* _Set exercise_
Print the entries below in their entirety, exactly as they are written.

Collected data
****************

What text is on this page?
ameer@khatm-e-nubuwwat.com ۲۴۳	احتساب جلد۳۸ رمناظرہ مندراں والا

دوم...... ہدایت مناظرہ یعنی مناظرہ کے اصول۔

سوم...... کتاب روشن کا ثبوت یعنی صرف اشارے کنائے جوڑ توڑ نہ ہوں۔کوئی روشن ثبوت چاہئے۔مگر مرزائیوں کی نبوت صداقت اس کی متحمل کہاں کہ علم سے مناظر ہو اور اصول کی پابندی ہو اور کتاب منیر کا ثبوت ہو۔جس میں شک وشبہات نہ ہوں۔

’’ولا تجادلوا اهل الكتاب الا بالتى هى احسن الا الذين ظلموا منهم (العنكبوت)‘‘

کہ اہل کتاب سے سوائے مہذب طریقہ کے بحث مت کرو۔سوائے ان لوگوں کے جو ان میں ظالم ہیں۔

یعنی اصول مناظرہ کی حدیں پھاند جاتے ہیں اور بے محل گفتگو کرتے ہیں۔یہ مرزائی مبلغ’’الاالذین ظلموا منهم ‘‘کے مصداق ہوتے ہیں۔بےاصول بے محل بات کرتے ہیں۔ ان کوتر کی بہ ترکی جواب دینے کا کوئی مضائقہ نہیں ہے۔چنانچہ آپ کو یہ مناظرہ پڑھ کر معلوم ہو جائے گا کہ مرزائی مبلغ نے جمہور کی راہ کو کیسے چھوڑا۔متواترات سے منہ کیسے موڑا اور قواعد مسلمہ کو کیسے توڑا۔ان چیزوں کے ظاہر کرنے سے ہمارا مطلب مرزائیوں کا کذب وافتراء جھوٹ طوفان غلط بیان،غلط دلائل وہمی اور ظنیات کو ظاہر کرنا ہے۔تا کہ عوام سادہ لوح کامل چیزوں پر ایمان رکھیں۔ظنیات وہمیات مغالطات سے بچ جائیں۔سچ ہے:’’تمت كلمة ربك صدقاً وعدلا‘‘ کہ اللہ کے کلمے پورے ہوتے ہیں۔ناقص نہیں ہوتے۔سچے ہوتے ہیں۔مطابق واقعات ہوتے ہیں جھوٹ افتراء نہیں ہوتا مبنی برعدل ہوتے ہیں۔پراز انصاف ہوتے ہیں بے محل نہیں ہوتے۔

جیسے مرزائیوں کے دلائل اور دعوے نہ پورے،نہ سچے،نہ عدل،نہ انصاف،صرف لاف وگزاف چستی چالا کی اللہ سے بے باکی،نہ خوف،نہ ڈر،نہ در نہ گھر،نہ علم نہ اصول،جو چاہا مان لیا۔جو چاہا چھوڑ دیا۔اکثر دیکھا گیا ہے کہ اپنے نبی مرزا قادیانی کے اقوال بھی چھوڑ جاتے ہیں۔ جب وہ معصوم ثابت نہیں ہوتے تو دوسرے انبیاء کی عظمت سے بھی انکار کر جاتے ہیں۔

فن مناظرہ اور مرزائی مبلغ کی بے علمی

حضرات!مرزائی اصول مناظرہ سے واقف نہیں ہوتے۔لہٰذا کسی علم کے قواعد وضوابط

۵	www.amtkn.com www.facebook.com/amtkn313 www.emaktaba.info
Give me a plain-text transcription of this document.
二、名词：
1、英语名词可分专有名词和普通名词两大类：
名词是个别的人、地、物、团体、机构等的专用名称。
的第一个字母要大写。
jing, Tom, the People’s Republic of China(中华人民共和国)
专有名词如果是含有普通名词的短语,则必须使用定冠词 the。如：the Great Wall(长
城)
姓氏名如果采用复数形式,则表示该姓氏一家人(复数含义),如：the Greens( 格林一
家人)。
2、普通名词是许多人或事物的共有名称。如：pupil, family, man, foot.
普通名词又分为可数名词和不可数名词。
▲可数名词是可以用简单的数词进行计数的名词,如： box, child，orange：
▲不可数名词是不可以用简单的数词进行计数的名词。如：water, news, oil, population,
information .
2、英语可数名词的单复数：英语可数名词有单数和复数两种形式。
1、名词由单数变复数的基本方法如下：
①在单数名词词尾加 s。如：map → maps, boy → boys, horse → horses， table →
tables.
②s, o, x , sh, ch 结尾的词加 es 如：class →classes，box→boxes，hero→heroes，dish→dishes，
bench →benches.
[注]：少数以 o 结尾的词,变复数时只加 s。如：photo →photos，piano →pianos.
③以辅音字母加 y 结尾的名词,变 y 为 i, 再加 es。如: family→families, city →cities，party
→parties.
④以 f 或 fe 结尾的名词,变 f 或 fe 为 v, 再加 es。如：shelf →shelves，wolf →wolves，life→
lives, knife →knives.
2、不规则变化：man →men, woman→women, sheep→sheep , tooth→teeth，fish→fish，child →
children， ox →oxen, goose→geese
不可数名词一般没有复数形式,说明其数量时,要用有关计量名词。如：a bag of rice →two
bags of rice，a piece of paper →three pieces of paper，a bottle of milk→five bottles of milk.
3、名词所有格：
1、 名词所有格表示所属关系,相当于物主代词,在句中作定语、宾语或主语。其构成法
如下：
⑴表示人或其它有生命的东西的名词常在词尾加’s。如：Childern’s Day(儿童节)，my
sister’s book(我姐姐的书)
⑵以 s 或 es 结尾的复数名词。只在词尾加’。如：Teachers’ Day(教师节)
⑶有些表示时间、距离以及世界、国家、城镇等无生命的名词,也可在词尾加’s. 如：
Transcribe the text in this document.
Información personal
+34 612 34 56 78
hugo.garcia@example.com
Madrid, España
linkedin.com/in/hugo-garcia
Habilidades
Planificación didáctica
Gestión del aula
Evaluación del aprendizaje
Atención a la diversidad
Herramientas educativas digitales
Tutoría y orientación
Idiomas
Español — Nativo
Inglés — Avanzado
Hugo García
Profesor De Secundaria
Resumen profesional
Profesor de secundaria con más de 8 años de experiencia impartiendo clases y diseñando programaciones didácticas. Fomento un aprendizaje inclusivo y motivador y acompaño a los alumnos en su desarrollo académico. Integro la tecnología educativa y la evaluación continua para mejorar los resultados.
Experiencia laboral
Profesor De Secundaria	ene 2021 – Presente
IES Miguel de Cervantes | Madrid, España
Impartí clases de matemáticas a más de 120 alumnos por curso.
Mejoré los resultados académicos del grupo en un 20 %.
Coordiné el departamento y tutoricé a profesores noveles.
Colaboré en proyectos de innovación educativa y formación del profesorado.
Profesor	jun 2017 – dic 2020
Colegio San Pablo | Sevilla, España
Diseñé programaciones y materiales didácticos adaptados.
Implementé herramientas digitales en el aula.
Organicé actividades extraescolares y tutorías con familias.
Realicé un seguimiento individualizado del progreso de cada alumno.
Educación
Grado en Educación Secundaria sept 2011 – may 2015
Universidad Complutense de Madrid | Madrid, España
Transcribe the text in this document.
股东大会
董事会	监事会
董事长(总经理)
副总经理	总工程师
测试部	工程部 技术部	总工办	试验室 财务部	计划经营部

****************

* _Correct answer_
What text is on this page?
ameer@khatm-e-nubuwwat.com ۲۴۳	احتساب جلد۳۸ رمناظرہ مندراں والا

دوم...... ہدایت مناظرہ یعنی مناظرہ کے اصول۔

سوم...... کتاب روشن کا ثبوت یعنی صرف اشارے کنائے جوڑ توڑ نہ ہوں۔کوئی روشن ثبوت چاہئے۔مگر مرزائیوں کی نبوت صداقت اس کی متحمل کہاں کہ علم سے مناظر ہو اور اصول کی پابندی ہو اور کتاب منیر کا ثبوت ہو۔جس میں شک وشبہات نہ ہوں۔

’’ولا تجادلوا اهل الكتاب الا بالتى هى احسن الا الذين ظلموا منهم (العنكبوت)‘‘

کہ اہل کتاب سے سوائے مہذب طریقہ کے بحث مت کرو۔سوائے ان لوگوں کے جو ان میں ظالم ہیں۔

یعنی اصول مناظرہ کی حدیں پھاند جاتے ہیں اور بے محل گفتگو کرتے ہیں۔یہ مرزائی مبلغ’’الاالذین ظلموا منهم ‘‘کے مصداق ہوتے ہیں۔بےاصول بے محل بات کرتے ہیں۔ ان کوتر کی بہ ترکی جواب دینے کا کوئی مضائقہ نہیں ہے۔چنانچہ آپ کو یہ مناظرہ پڑھ کر معلوم ہو جائے گا کہ مرزائی مبلغ نے جمہور کی راہ کو کیسے چھوڑا۔متواترات سے منہ کیسے موڑا اور قواعد مسلمہ کو کیسے توڑا۔ان چیزوں کے ظاہر کرنے سے ہمارا مطلب مرزائیوں کا کذب وافتراء جھوٹ طوفان غلط بیان،غلط دلائل وہمی اور ظنیات کو ظاہر کرنا ہے۔تا کہ عوام سادہ لوح کامل چیزوں پر ایمان رکھیں۔ظنیات وہمیات مغالطات سے بچ جائیں۔سچ ہے:’’تمت كلمة ربك صدقاً وعدلا‘‘ کہ اللہ کے کلمے پورے ہوتے ہیں۔ناقص نہیں ہوتے۔سچے ہوتے ہیں۔مطابق واقعات ہوتے ہیں جھوٹ افتراء نہیں ہوتا مبنی برعدل ہوتے ہیں۔پراز انصاف ہوتے ہیں بے محل نہیں ہوتے۔

جیسے مرزائیوں کے دلائل اور دعوے نہ پورے،نہ سچے،نہ عدل،نہ انصاف،صرف لاف وگزاف چستی چالا کی اللہ سے بے باکی،نہ خوف،نہ ڈر،نہ در نہ گھر،نہ علم نہ اصول،جو چاہا مان لیا۔جو چاہا چھوڑ دیا۔اکثر دیکھا گیا ہے کہ اپنے نبی مرزا قادیانی کے اقوال بھی چھوڑ جاتے ہیں۔ جب وہ معصوم ثابت نہیں ہوتے تو دوسرے انبیاء کی عظمت سے بھی انکار کر جاتے ہیں۔

فن مناظرہ اور مرزائی مبلغ کی بے علمی

حضرات!مرزائی اصول مناظرہ سے واقف نہیں ہوتے۔لہٰذا کسی علم کے قواعد وضوابط

۵	www.amtkn.com www.facebook.com/amtkn313 www.emaktaba.info
Give me a plain-text transcription of this document.
二、名词：
1、英语名词可分专有名词和普通名词两大类：
名词是个别的人、地、物、团体、机构等的专用名称。
的第一个字母要大写。
jing, Tom, the People’s Republic of China(中华人民共和国)
专有名词如果是含有普通名词的短语,则必须使用定冠词 the。如：the Great Wall(长
城)
姓氏名如果采用复数形式,则表示该姓氏一家人(复数含义),如：the Greens( 格林一
家人)。
2、普通名词是许多人或事物的共有名称。如：pupil, family, man, foot.
普通名词又分为可数名词和不可数名词。
▲可数名词是可以用简单的数词进行计数的名词,如： box, child，orange：
▲不可数名词是不可以用简单的数词进行计数的名词。如：water, news, oil, population,
information .
2、英语可数名词的单复数：英语可数名词有单数和复数两种形式。
1、名词由单数变复数的基本方法如下：
①在单数名词词尾加 s。如：map → maps, boy → boys, horse → horses， table →
tables.
②s, o, x , sh, ch 结尾的词加 es 如：class →classes，box→boxes，hero→heroes，dish→dishes，
bench →benches.
[注]：少数以 o 结尾的词,变复数时只加 s。如：photo →photos，piano →pianos.
③以辅音字母加 y 结尾的名词,变 y 为 i, 再加 es。如: family→families, city →cities，party
→parties.
④以 f 或 fe 结尾的名词,变 f 或 fe 为 v, 再加 es。如：shelf →shelves，wolf →wolves，life→
lives, knife →knives.
2、不规则变化：man →men, woman→women, sheep→sheep , tooth→teeth，fish→fish，child →
children， ox →oxen, goose→geese
不可数名词一般没有复数形式,说明其数量时,要用有关计量名词。如：a bag of rice →two
bags of rice，a piece of paper →three pieces of paper，a bottle of milk→five bottles of milk.
3、名词所有格：
1、 名词所有格表示所属关系,相当于物主代词,在句中作定语、宾语或主语。其构成法
如下：
⑴表示人或其它有生命的东西的名词常在词尾加’s。如：Childern’s Day(儿童节)，my
sister’s book(我姐姐的书)
⑵以 s 或 es 结尾的复数名词。只在词尾加’。如：Teachers’ Day(教师节)
⑶有些表示时间、距离以及世界、国家、城镇等无生命的名词,也可在词尾加’s. 如：
Transcribe the text in this document.
Información personal
+34 612 34 56 78
hugo.garcia@example.com
Madrid, España
linkedin.com/in/hugo-garcia
Habilidades
Planificación didáctica
Gestión del aula
Evaluación del aprendizaje
Atención a la diversidad
Herramientas educativas digitales
Tutoría y orientación
Idiomas
Español — Nativo
Inglés — Avanzado
Hugo García
Profesor De Secundaria
Resumen profesional
Profesor de secundaria con más de 8 años de experiencia impartiendo clases y diseñando programaciones didácticas. Fomento un aprendizaje inclusivo y motivador y acompaño a los alumnos en su desarrollo académico. Integro la tecnología educativa y la evaluación continua para mejorar los resultados.
Experiencia laboral
Profesor De Secundaria	ene 2021 – Presente
IES Miguel de Cervantes | Madrid, España
Impartí clases de matemáticas a más de 120 alumnos por curso.
Mejoré los resultados académicos del grupo en un 20 %.
Coordiné el departamento y tutoricé a profesores noveles.
Colaboré en proyectos de innovación educativa y formación del profesorado.
Profesor	jun 2017 – dic 2020
Colegio San Pablo | Sevilla, España
Diseñé programaciones y materiales didácticos adaptados.
Implementé herramientas digitales en el aula.
Organicé actividades extraescolares y tutorías con familias.
Realicé un seguimiento individualizado del progreso de cada alumno.
Educación
Grado en Educación Secundaria sept 2011 – may 2015
Universidad Complutense de Madrid | Madrid, España
Transcribe the text in this document.
股东大会
董事会	监事会
董事长(总经理)
副总经理	总工程师
测试部	工程部 技术部	总工办	试验室 财务部	计划经营部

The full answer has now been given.